Dataset listings of figures
━━━━━━━━

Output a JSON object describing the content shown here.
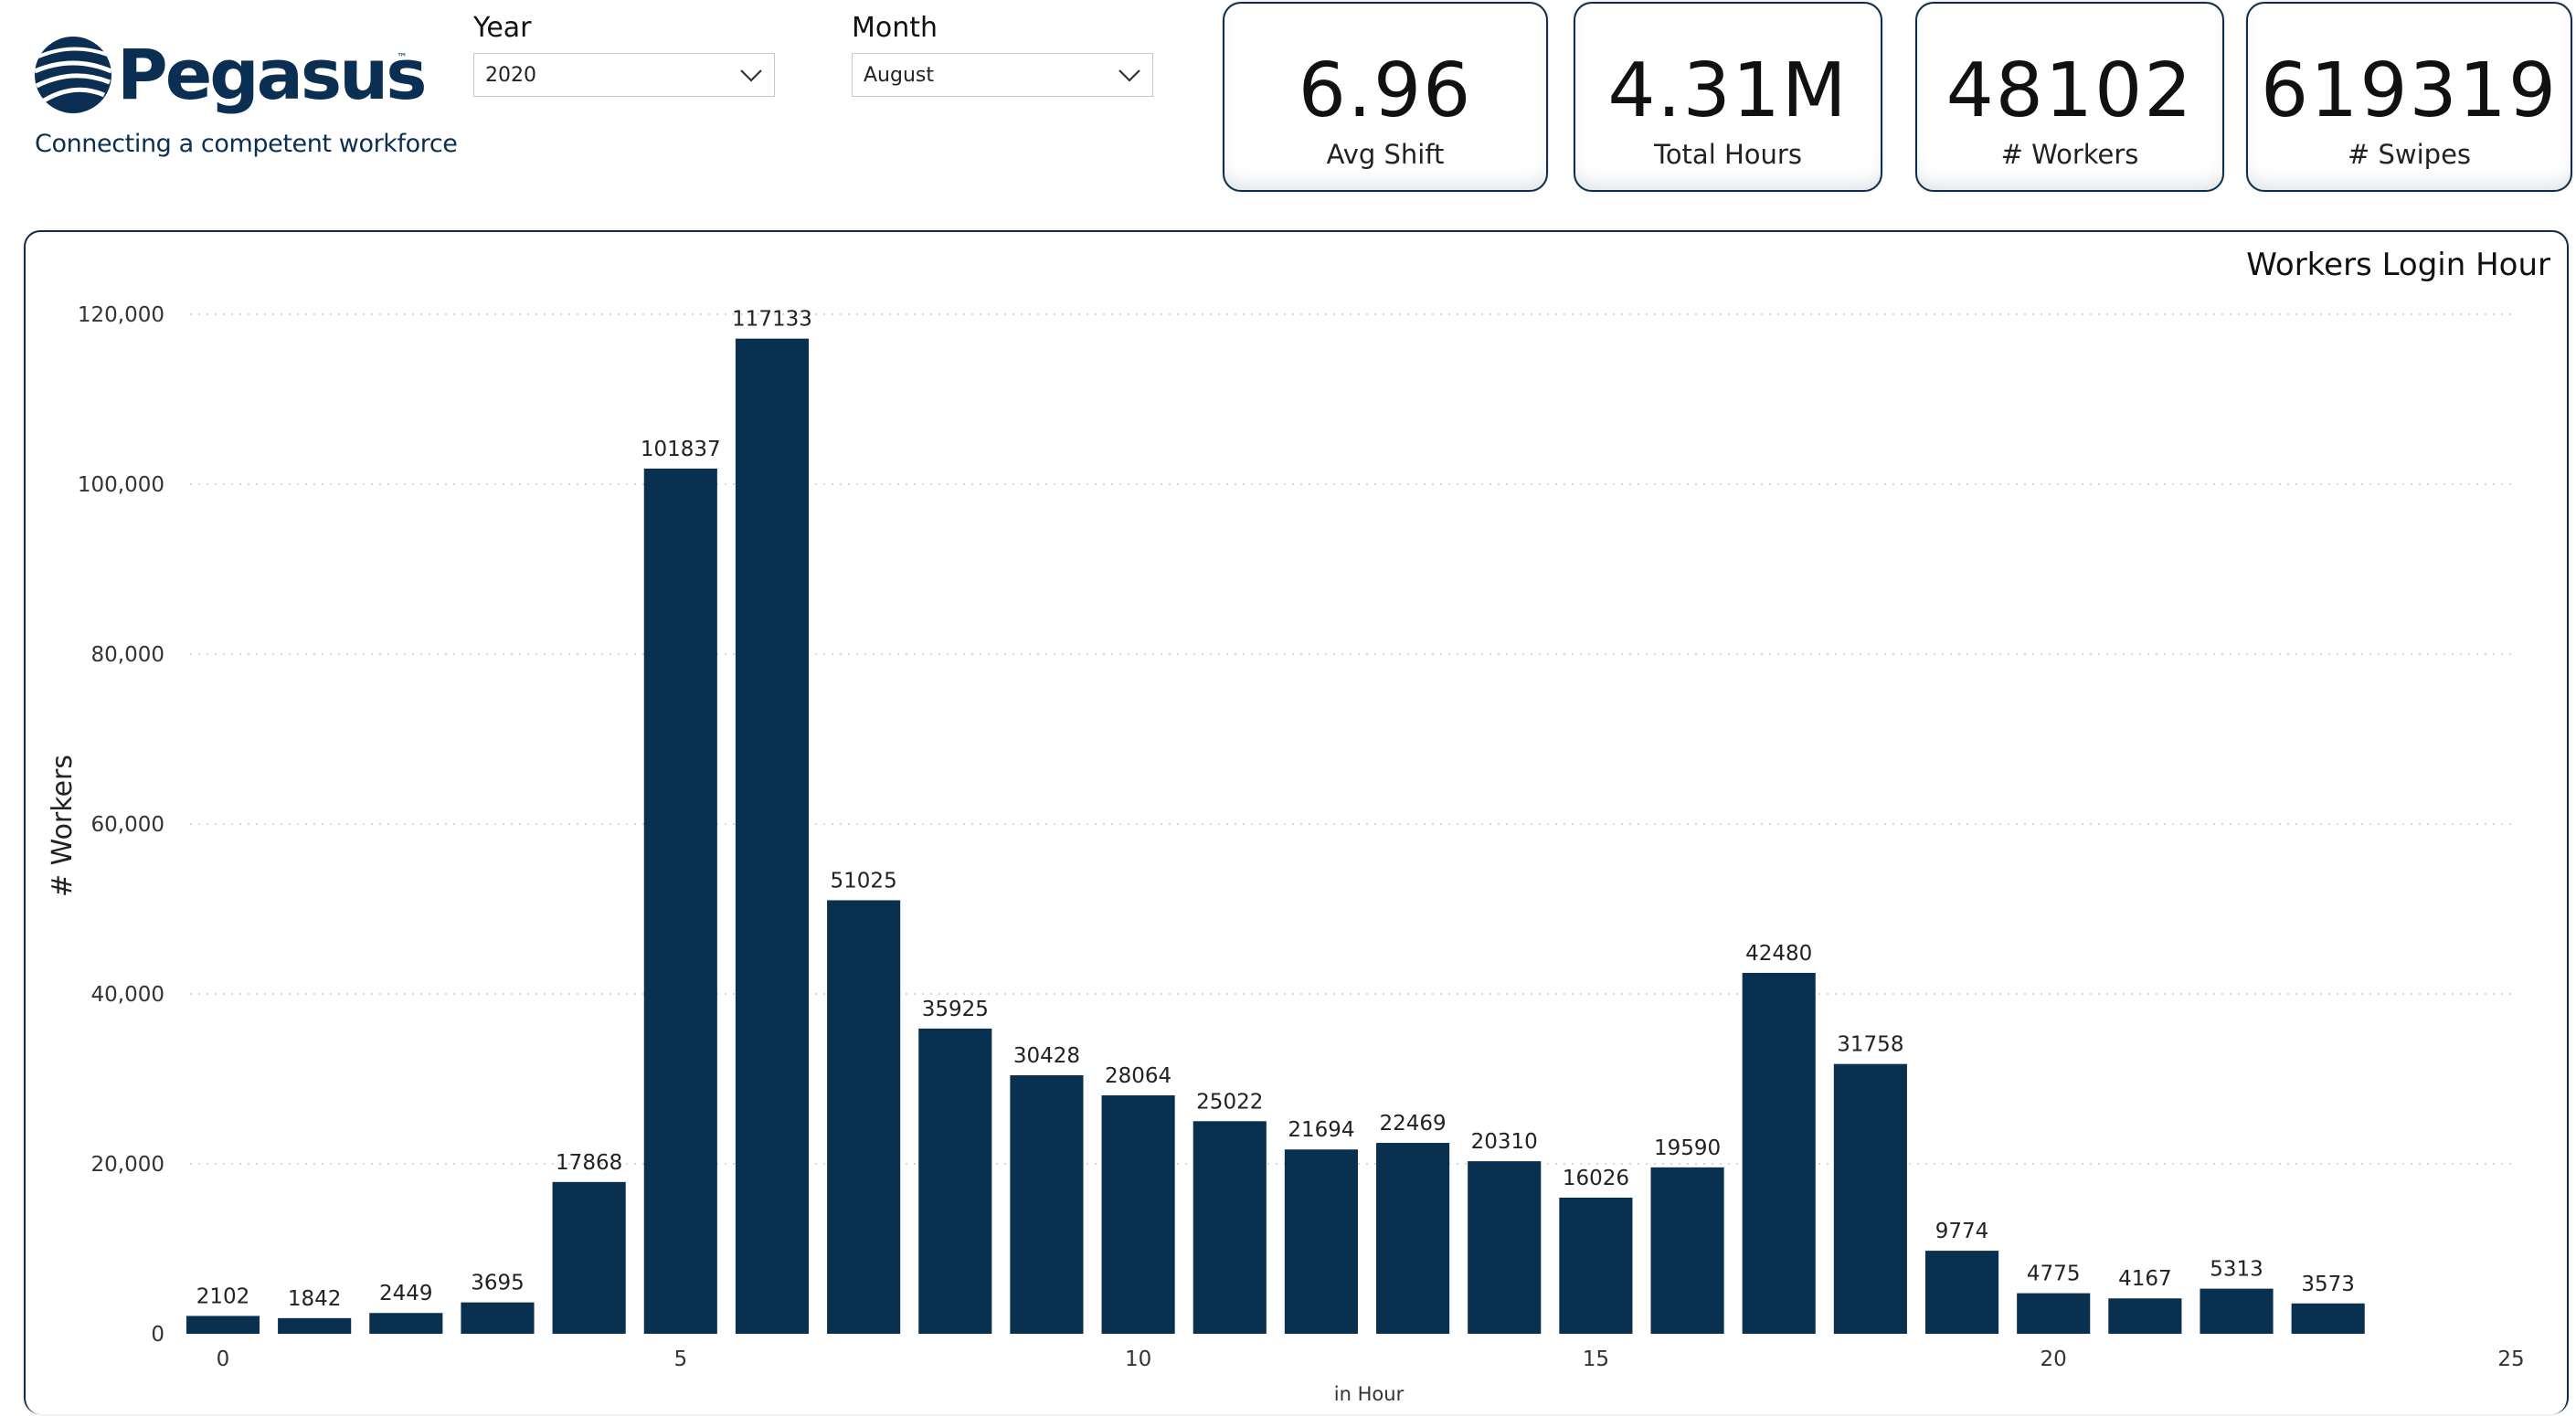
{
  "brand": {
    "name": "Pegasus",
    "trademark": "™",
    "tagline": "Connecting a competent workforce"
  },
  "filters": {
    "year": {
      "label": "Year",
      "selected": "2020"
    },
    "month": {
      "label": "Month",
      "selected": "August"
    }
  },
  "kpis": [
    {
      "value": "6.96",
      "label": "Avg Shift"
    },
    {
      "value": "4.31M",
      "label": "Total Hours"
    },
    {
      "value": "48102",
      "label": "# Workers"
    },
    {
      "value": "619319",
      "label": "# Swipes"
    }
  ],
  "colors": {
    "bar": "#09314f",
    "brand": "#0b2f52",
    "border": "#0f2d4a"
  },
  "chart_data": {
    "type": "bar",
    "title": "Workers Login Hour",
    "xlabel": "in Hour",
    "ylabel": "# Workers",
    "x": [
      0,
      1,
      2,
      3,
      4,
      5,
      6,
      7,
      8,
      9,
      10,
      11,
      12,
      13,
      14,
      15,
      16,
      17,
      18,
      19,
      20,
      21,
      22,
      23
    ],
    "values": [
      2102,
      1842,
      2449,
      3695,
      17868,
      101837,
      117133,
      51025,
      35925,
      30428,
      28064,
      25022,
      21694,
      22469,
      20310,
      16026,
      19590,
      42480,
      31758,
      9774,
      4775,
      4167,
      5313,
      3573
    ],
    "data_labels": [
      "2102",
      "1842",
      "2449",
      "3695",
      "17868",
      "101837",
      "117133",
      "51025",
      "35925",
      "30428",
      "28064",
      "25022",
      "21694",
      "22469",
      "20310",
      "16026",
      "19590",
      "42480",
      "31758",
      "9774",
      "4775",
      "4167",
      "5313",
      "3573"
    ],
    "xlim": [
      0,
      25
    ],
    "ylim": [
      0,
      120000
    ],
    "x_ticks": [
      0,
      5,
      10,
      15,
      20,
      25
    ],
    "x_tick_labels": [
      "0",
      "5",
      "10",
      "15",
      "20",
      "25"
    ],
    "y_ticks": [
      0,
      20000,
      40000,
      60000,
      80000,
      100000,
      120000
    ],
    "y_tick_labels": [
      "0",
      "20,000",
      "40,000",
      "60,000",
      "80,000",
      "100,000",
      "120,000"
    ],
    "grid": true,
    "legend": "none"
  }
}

━━━━━━━━

• _EXERCISE DETAILS_: Copy every line in the entries above that has the string "Workers" in it.

• _THE COMPLETED TASK_:
      "label": "# Workers"
    "title": "Workers Login Hour",
    "ylabel": "# Workers",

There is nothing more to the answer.